── Records shown ──
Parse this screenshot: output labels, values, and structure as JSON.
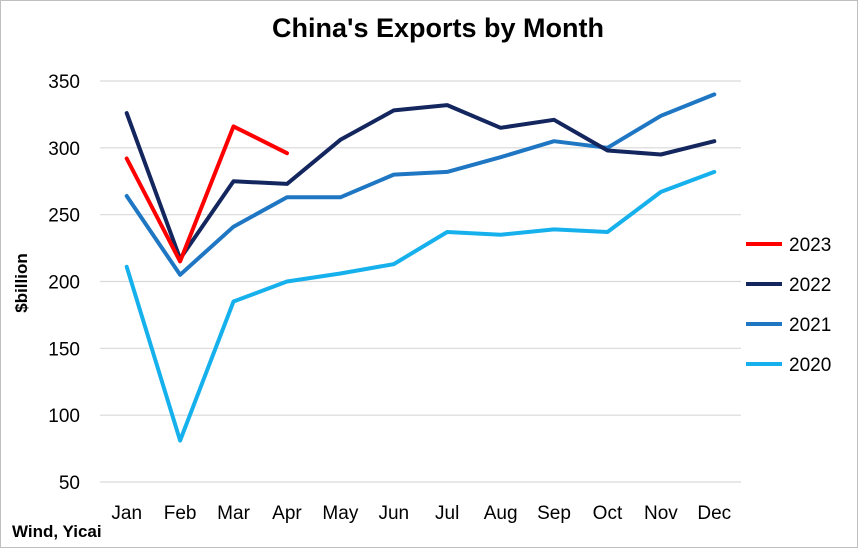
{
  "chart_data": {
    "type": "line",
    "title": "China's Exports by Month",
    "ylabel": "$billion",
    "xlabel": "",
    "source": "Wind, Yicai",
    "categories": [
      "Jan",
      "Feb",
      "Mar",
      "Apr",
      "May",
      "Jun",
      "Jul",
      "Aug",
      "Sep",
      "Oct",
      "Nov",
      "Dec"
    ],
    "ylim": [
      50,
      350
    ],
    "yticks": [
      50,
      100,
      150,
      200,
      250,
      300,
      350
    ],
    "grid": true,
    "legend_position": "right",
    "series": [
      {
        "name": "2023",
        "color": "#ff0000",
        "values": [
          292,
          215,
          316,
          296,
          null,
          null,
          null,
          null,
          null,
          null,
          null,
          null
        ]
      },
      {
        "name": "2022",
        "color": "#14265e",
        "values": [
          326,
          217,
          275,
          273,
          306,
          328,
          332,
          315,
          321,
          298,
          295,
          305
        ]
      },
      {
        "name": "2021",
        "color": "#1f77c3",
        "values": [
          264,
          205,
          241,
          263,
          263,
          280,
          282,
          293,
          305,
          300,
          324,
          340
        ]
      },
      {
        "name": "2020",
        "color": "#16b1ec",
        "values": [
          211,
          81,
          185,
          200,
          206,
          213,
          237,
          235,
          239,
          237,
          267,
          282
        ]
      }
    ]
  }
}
───
Your goal: Every record above must be given again exactly; drop the pictures.

Completed exercise:
Parse this screenshot: output labels, values, and structure as JSON.
{
  "chart_data": {
    "type": "line",
    "title": "China's Exports by Month",
    "ylabel": "$billion",
    "xlabel": "",
    "source": "Wind, Yicai",
    "categories": [
      "Jan",
      "Feb",
      "Mar",
      "Apr",
      "May",
      "Jun",
      "Jul",
      "Aug",
      "Sep",
      "Oct",
      "Nov",
      "Dec"
    ],
    "ylim": [
      50,
      350
    ],
    "yticks": [
      50,
      100,
      150,
      200,
      250,
      300,
      350
    ],
    "grid": true,
    "legend_position": "right",
    "series": [
      {
        "name": "2023",
        "color": "#ff0000",
        "values": [
          292,
          215,
          316,
          296,
          null,
          null,
          null,
          null,
          null,
          null,
          null,
          null
        ]
      },
      {
        "name": "2022",
        "color": "#14265e",
        "values": [
          326,
          217,
          275,
          273,
          306,
          328,
          332,
          315,
          321,
          298,
          295,
          305
        ]
      },
      {
        "name": "2021",
        "color": "#1f77c3",
        "values": [
          264,
          205,
          241,
          263,
          263,
          280,
          282,
          293,
          305,
          300,
          324,
          340
        ]
      },
      {
        "name": "2020",
        "color": "#16b1ec",
        "values": [
          211,
          81,
          185,
          200,
          206,
          213,
          237,
          235,
          239,
          237,
          267,
          282
        ]
      }
    ]
  }
}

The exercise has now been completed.